Dataset records:
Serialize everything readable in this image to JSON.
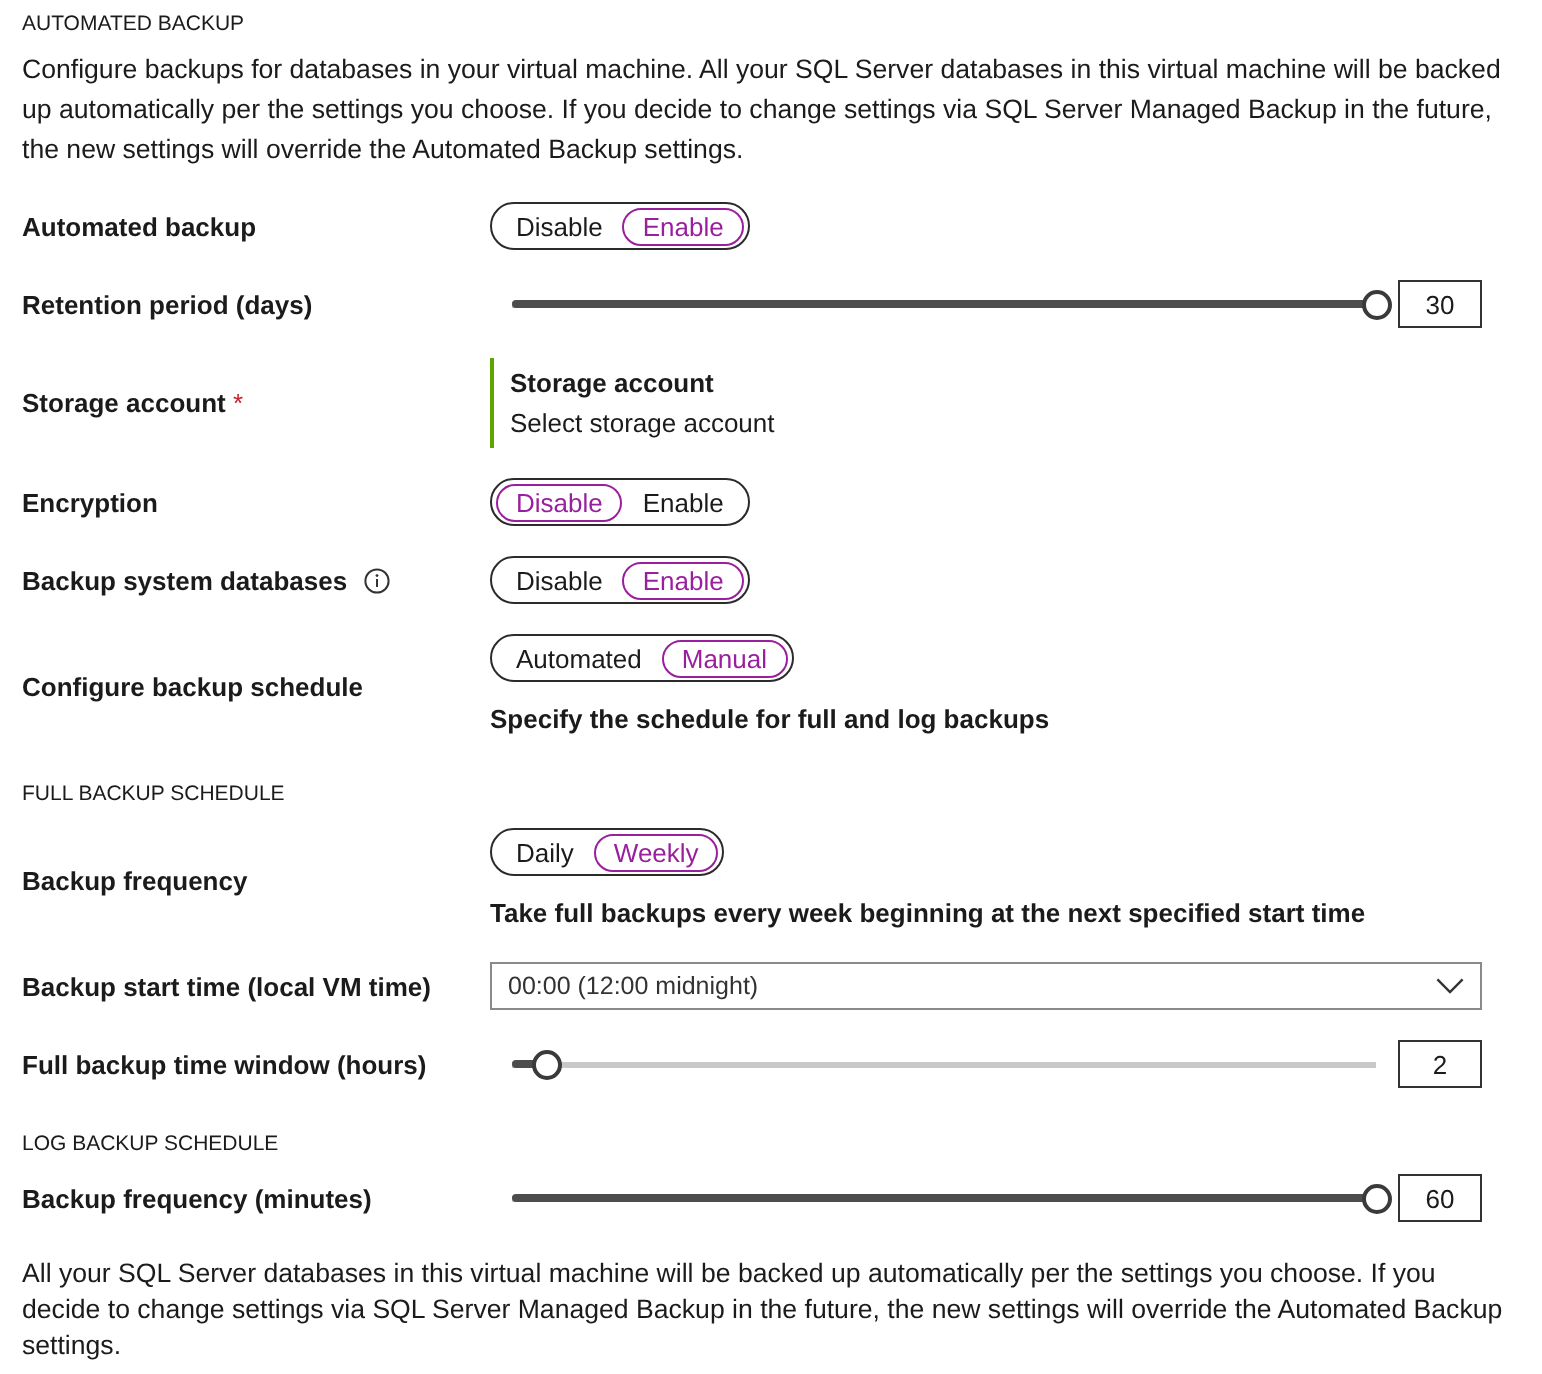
{
  "section": {
    "heading": "AUTOMATED BACKUP",
    "description": "Configure backups for databases in your virtual machine. All your SQL Server databases in this virtual machine will be backed up automatically per the settings you choose. If you decide to change settings via SQL Server Managed Backup in the future, the new settings will override the Automated Backup settings."
  },
  "settings": [
    {
      "kind": "toggle",
      "label": "Automated backup",
      "options": [
        {
          "label": "Disable",
          "selected": false
        },
        {
          "label": "Enable",
          "selected": true
        }
      ]
    },
    {
      "kind": "slider",
      "label": "Retention period (days)",
      "level": 1,
      "value": "30"
    },
    {
      "kind": "picker",
      "label": "Storage account",
      "required_mark": "*",
      "title": "Storage account",
      "placeholder": "Select storage account"
    },
    {
      "kind": "toggle",
      "label": "Encryption",
      "options": [
        {
          "label": "Disable",
          "selected": true
        },
        {
          "label": "Enable",
          "selected": false
        }
      ]
    },
    {
      "kind": "toggle",
      "label": "Backup system databases",
      "info": true,
      "options": [
        {
          "label": "Disable",
          "selected": false
        },
        {
          "label": "Enable",
          "selected": true
        }
      ]
    },
    {
      "kind": "toggle",
      "label": "Configure backup schedule",
      "options": [
        {
          "label": "Automated",
          "selected": false
        },
        {
          "label": "Manual",
          "selected": true
        }
      ],
      "hint": "Specify the schedule for full and log backups"
    },
    {
      "kind": "heading",
      "text": "FULL BACKUP SCHEDULE"
    },
    {
      "kind": "toggle",
      "label": "Backup frequency",
      "options": [
        {
          "label": "Daily",
          "selected": false
        },
        {
          "label": "Weekly",
          "selected": true
        }
      ],
      "hint": "Take full backups every week beginning at the next specified start time"
    },
    {
      "kind": "dropdown",
      "label": "Backup start time (local VM time)",
      "value": "00:00 (12:00 midnight)"
    },
    {
      "kind": "slider",
      "label": "Full backup time window (hours)",
      "level": 0.04,
      "value": "2"
    },
    {
      "kind": "heading",
      "text": "LOG BACKUP SCHEDULE"
    },
    {
      "kind": "slider",
      "label": "Backup frequency (minutes)",
      "level": 1,
      "value": "60"
    }
  ],
  "footer_note": "All your SQL Server databases in this virtual machine will be backed up automatically per the settings you choose. If you decide to change settings via SQL Server Managed Backup in the future, the new settings will override the Automated Backup settings."
}
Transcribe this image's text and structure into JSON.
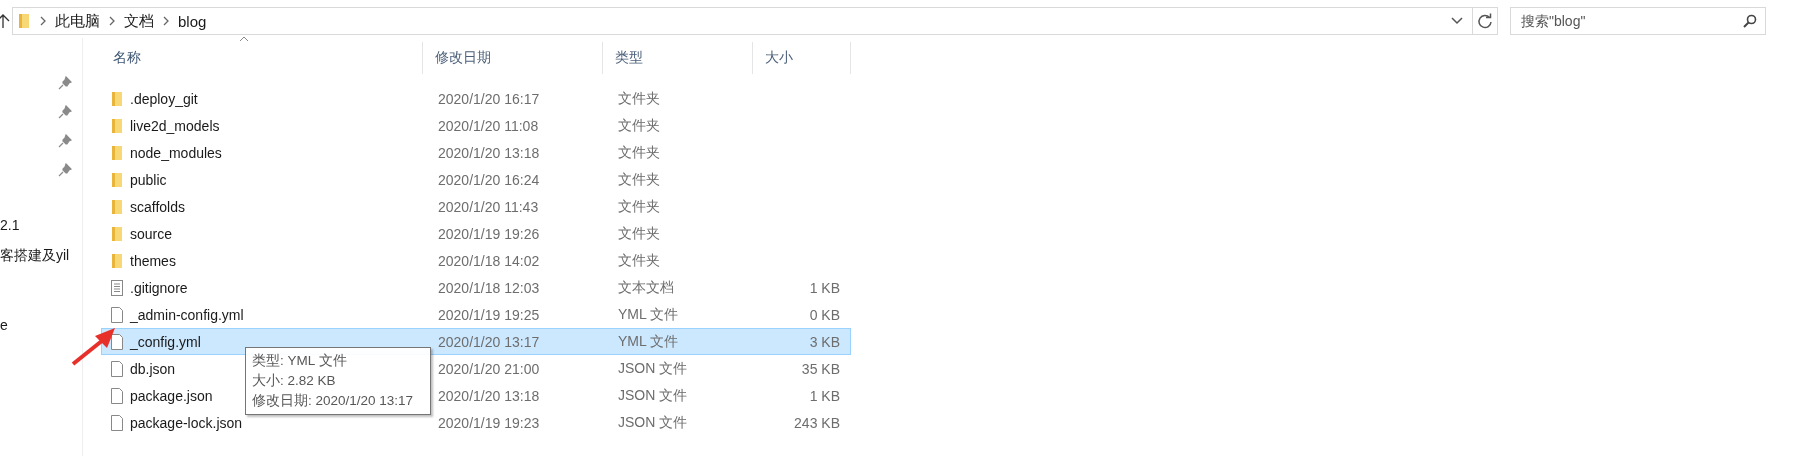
{
  "address_bar": {
    "breadcrumbs": [
      "此电脑",
      "文档",
      "blog"
    ]
  },
  "search": {
    "placeholder": "搜索\"blog\""
  },
  "nav_pane": {
    "items": [
      "2.1",
      "客搭建及yil",
      "e"
    ]
  },
  "columns": [
    {
      "label": "名称",
      "sorted": true
    },
    {
      "label": "修改日期",
      "sorted": false
    },
    {
      "label": "类型",
      "sorted": false
    },
    {
      "label": "大小",
      "sorted": false
    }
  ],
  "rows": [
    {
      "kind": "folder",
      "name": ".deploy_git",
      "date": "2020/1/20 16:17",
      "type": "文件夹",
      "selected": false
    },
    {
      "kind": "folder",
      "name": "live2d_models",
      "date": "2020/1/20 11:08",
      "type": "文件夹",
      "selected": false
    },
    {
      "kind": "folder",
      "name": "node_modules",
      "date": "2020/1/20 13:18",
      "type": "文件夹",
      "selected": false
    },
    {
      "kind": "folder",
      "name": "public",
      "date": "2020/1/20 16:24",
      "type": "文件夹",
      "selected": false
    },
    {
      "kind": "folder",
      "name": "scaffolds",
      "date": "2020/1/20 11:43",
      "type": "文件夹",
      "selected": false
    },
    {
      "kind": "folder",
      "name": "source",
      "date": "2020/1/19 19:26",
      "type": "文件夹",
      "selected": false
    },
    {
      "kind": "folder",
      "name": "themes",
      "date": "2020/1/18 14:02",
      "type": "文件夹",
      "selected": false
    },
    {
      "kind": "text",
      "name": ".gitignore",
      "date": "2020/1/18 12:03",
      "type": "文本文档",
      "size": "1 KB",
      "selected": false
    },
    {
      "kind": "file",
      "name": "_admin-config.yml",
      "date": "2020/1/19 19:25",
      "type": "YML 文件",
      "size": "0 KB",
      "selected": false
    },
    {
      "kind": "file",
      "name": "_config.yml",
      "date": "2020/1/20 13:17",
      "type": "YML 文件",
      "size": "3 KB",
      "selected": true
    },
    {
      "kind": "file",
      "name": "db.json",
      "date": "2020/1/20 21:00",
      "type": "JSON 文件",
      "size": "35 KB",
      "selected": false
    },
    {
      "kind": "file",
      "name": "package.json",
      "date": "2020/1/20 13:18",
      "type": "JSON 文件",
      "size": "1 KB",
      "selected": false
    },
    {
      "kind": "file",
      "name": "package-lock.json",
      "date": "2020/1/19 19:23",
      "type": "JSON 文件",
      "size": "243 KB",
      "selected": false
    }
  ],
  "tooltip": {
    "lines": [
      "类型: YML 文件",
      "大小: 2.82 KB",
      "修改日期: 2020/1/20 13:17"
    ]
  }
}
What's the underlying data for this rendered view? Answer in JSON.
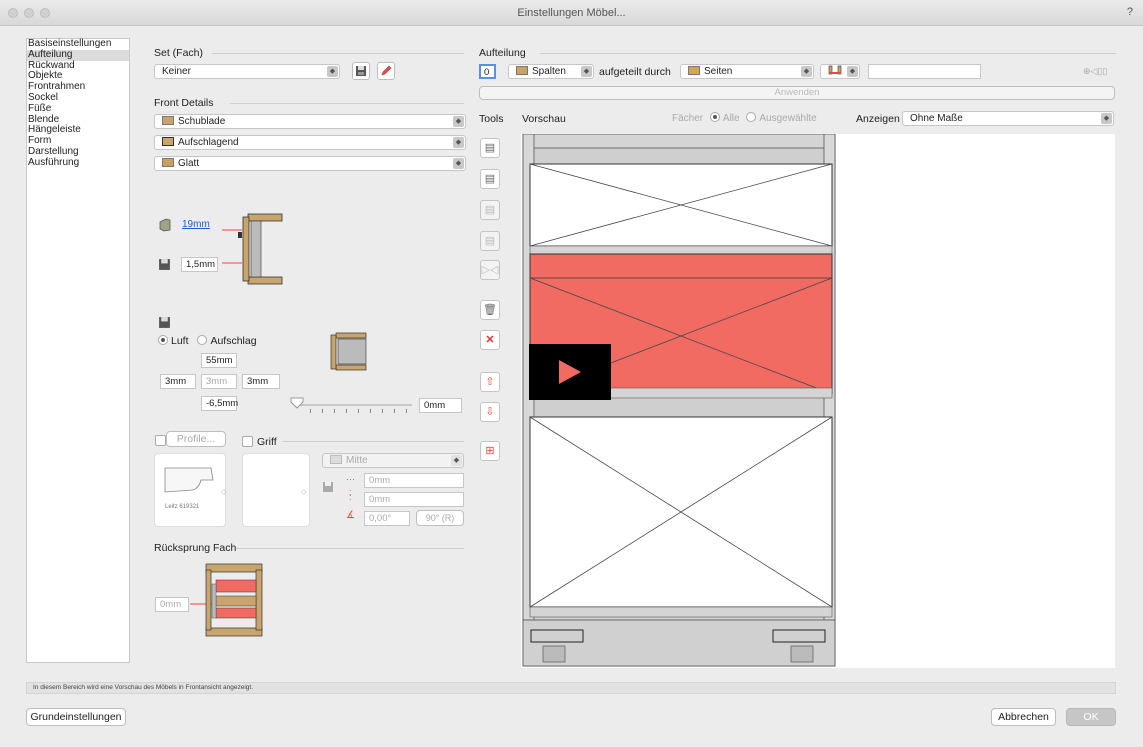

== Your objective ==
Transcribe the listing above verbatim. Omit the pictures.

== Reply to the exercise ==
Serialize everything readable in this image to JSON.
{
  "section": {
    "heading": "AUTOMATED BACKUP",
    "description": "Configure backups for databases in your virtual machine. All your SQL Server databases in this virtual machine will be backed up automatically per the settings you choose. If you decide to change settings via SQL Server Managed Backup in the future, the new settings will override the Automated Backup settings."
  },
  "settings": [
    {
      "kind": "toggle",
      "label": "Automated backup",
      "options": [
        {
          "label": "Disable",
          "selected": false
        },
        {
          "label": "Enable",
          "selected": true
        }
      ]
    },
    {
      "kind": "slider",
      "label": "Retention period (days)",
      "level": 1,
      "value": "30"
    },
    {
      "kind": "picker",
      "label": "Storage account",
      "required_mark": "*",
      "title": "Storage account",
      "placeholder": "Select storage account"
    },
    {
      "kind": "toggle",
      "label": "Encryption",
      "options": [
        {
          "label": "Disable",
          "selected": true
        },
        {
          "label": "Enable",
          "selected": false
        }
      ]
    },
    {
      "kind": "toggle",
      "label": "Backup system databases",
      "info": true,
      "options": [
        {
          "label": "Disable",
          "selected": false
        },
        {
          "label": "Enable",
          "selected": true
        }
      ]
    },
    {
      "kind": "toggle",
      "label": "Configure backup schedule",
      "options": [
        {
          "label": "Automated",
          "selected": false
        },
        {
          "label": "Manual",
          "selected": true
        }
      ],
      "hint": "Specify the schedule for full and log backups"
    },
    {
      "kind": "heading",
      "text": "FULL BACKUP SCHEDULE"
    },
    {
      "kind": "toggle",
      "label": "Backup frequency",
      "options": [
        {
          "label": "Daily",
          "selected": false
        },
        {
          "label": "Weekly",
          "selected": true
        }
      ],
      "hint": "Take full backups every week beginning at the next specified start time"
    },
    {
      "kind": "dropdown",
      "label": "Backup start time (local VM time)",
      "value": "00:00 (12:00 midnight)"
    },
    {
      "kind": "slider",
      "label": "Full backup time window (hours)",
      "level": 0.04,
      "value": "2"
    },
    {
      "kind": "heading",
      "text": "LOG BACKUP SCHEDULE"
    },
    {
      "kind": "slider",
      "label": "Backup frequency (minutes)",
      "level": 1,
      "value": "60"
    }
  ],
  "footer_note": "All your SQL Server databases in this virtual machine will be backed up automatically per the settings you choose. If you decide to change settings via SQL Server Managed Backup in the future, the new settings will override the Automated Backup settings."
}
Transcribe this image's text and structure into JSON.
{
  "address_bar": {
    "breadcrumbs": [
      "此电脑",
      "文档",
      "blog"
    ]
  },
  "search": {
    "placeholder": "搜索\"blog\""
  },
  "nav_pane": {
    "items": [
      "2.1",
      "客搭建及yil",
      "e"
    ]
  },
  "columns": [
    {
      "label": "名称",
      "sorted": true
    },
    {
      "label": "修改日期",
      "sorted": false
    },
    {
      "label": "类型",
      "sorted": false
    },
    {
      "label": "大小",
      "sorted": false
    }
  ],
  "rows": [
    {
      "kind": "folder",
      "name": ".deploy_git",
      "date": "2020/1/20 16:17",
      "type": "文件夹",
      "selected": false
    },
    {
      "kind": "folder",
      "name": "live2d_models",
      "date": "2020/1/20 11:08",
      "type": "文件夹",
      "selected": false
    },
    {
      "kind": "folder",
      "name": "node_modules",
      "date": "2020/1/20 13:18",
      "type": "文件夹",
      "selected": false
    },
    {
      "kind": "folder",
      "name": "public",
      "date": "2020/1/20 16:24",
      "type": "文件夹",
      "selected": false
    },
    {
      "kind": "folder",
      "name": "scaffolds",
      "date": "2020/1/20 11:43",
      "type": "文件夹",
      "selected": false
    },
    {
      "kind": "folder",
      "name": "source",
      "date": "2020/1/19 19:26",
      "type": "文件夹",
      "selected": false
    },
    {
      "kind": "folder",
      "name": "themes",
      "date": "2020/1/18 14:02",
      "type": "文件夹",
      "selected": false
    },
    {
      "kind": "text",
      "name": ".gitignore",
      "date": "2020/1/18 12:03",
      "type": "文本文档",
      "size": "1 KB",
      "selected": false
    },
    {
      "kind": "file",
      "name": "_admin-config.yml",
      "date": "2020/1/19 19:25",
      "type": "YML 文件",
      "size": "0 KB",
      "selected": false
    },
    {
      "kind": "file",
      "name": "_config.yml",
      "date": "2020/1/20 13:17",
      "type": "YML 文件",
      "size": "3 KB",
      "selected": true
    },
    {
      "kind": "file",
      "name": "db.json",
      "date": "2020/1/20 21:00",
      "type": "JSON 文件",
      "size": "35 KB",
      "selected": false
    },
    {
      "kind": "file",
      "name": "package.json",
      "date": "2020/1/20 13:18",
      "type": "JSON 文件",
      "size": "1 KB",
      "selected": false
    },
    {
      "kind": "file",
      "name": "package-lock.json",
      "date": "2020/1/19 19:23",
      "type": "JSON 文件",
      "size": "243 KB",
      "selected": false
    }
  ],
  "tooltip": {
    "lines": [
      "类型: YML 文件",
      "大小: 2.82 KB",
      "修改日期: 2020/1/20 13:17"
    ]
  }
}
What's the underlying data for this rendered view? Answer in JSON.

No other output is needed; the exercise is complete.